Exercise task |
Extract from the listing each line in which the word "JSON" appears.

Provided information |

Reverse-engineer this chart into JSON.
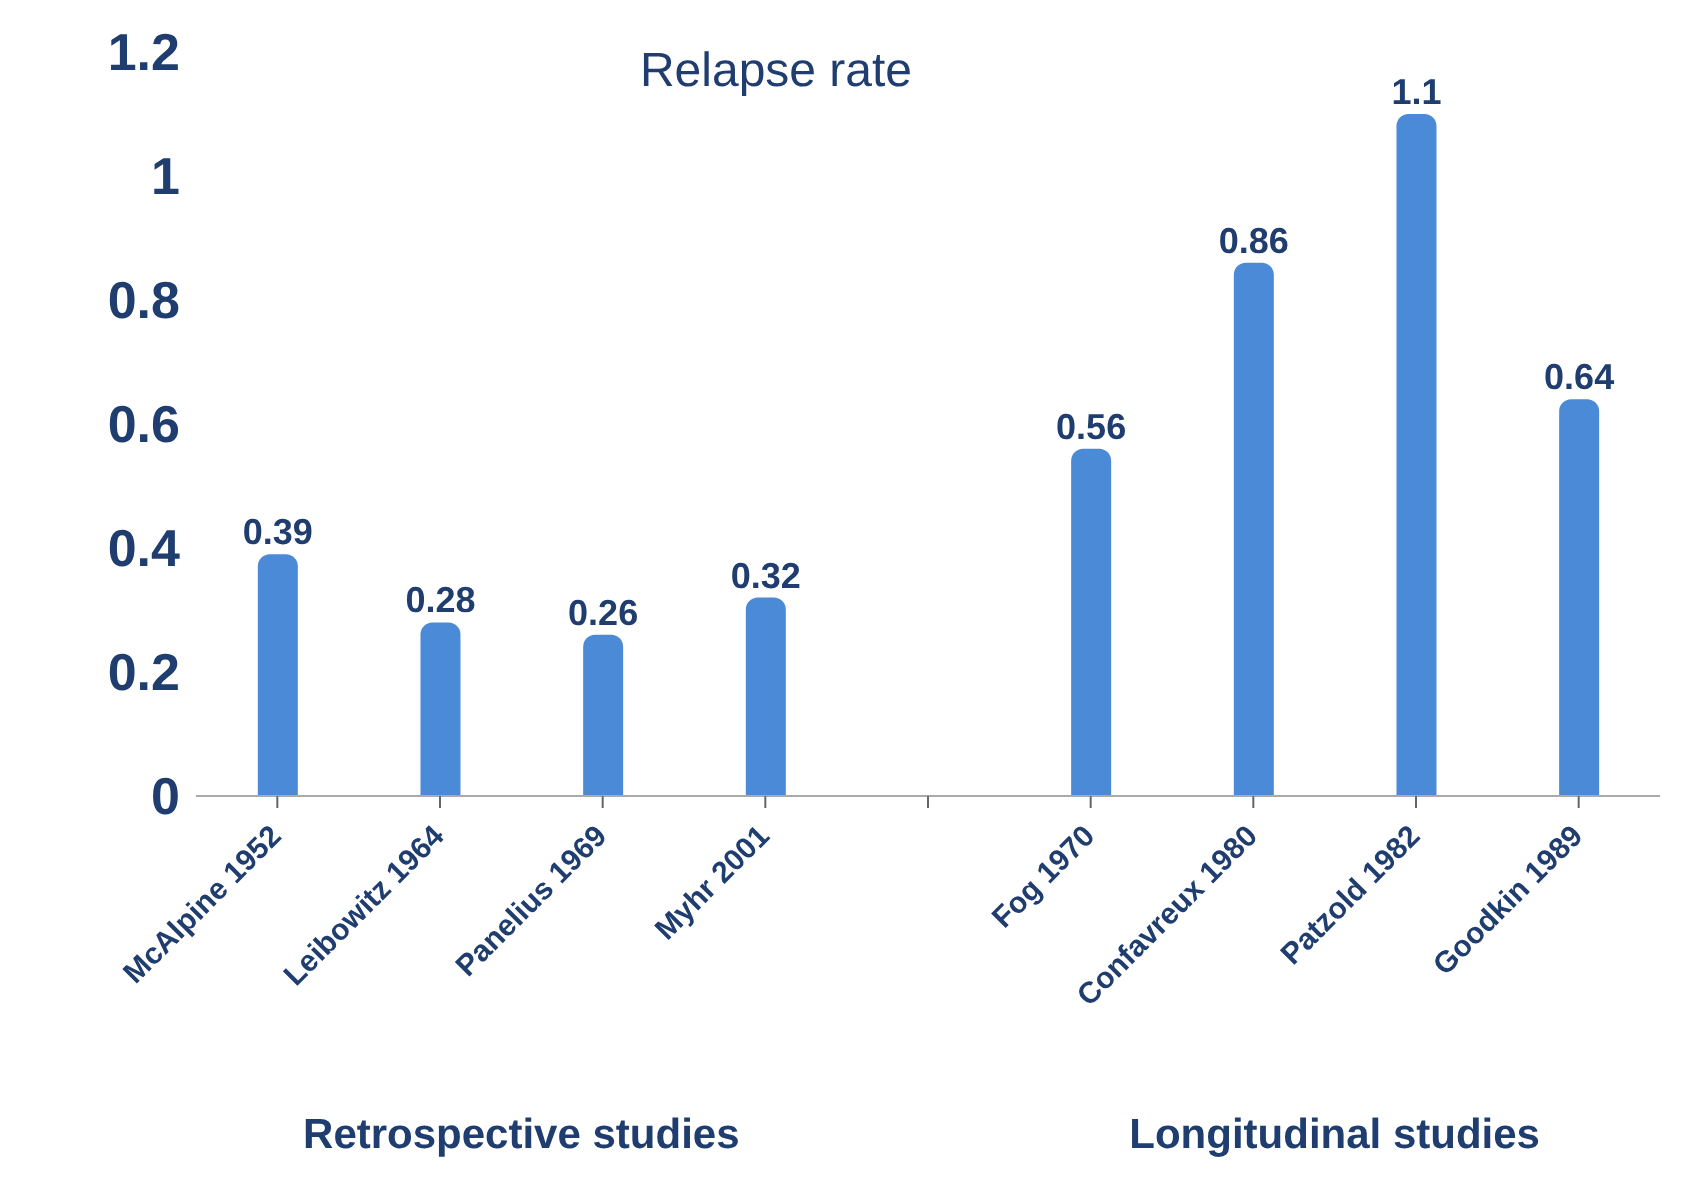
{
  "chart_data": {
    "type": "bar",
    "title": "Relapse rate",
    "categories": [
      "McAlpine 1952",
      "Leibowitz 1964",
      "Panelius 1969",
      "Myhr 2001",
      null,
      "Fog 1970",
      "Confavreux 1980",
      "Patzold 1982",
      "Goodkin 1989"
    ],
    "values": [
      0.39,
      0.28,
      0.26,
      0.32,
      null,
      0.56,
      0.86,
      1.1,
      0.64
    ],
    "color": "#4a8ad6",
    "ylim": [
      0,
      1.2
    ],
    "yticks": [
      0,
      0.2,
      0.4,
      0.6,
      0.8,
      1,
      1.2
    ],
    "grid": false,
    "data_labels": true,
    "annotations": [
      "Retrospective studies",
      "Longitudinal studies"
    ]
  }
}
...
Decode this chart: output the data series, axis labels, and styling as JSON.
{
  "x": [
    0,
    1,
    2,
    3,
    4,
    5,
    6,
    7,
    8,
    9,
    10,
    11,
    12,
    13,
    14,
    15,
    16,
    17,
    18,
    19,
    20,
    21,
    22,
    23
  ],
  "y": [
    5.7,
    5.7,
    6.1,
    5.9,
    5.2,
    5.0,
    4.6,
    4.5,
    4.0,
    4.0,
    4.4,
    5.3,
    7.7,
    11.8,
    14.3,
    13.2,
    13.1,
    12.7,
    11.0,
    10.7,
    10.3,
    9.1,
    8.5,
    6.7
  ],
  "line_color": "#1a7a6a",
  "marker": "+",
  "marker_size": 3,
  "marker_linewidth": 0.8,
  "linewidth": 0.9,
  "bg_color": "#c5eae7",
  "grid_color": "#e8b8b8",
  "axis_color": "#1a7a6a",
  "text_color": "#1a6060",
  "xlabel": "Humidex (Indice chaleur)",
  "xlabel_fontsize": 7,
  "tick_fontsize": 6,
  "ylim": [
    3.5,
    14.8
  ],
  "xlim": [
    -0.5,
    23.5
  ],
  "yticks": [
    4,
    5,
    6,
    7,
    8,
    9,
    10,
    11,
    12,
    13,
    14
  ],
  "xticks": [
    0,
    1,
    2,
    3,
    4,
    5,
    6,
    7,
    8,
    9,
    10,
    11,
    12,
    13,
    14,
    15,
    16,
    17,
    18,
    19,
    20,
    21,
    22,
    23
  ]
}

Complete output |
Reverse-engineer this chart into JSON.
Decode this chart: output the data series, axis labels, and styling as JSON.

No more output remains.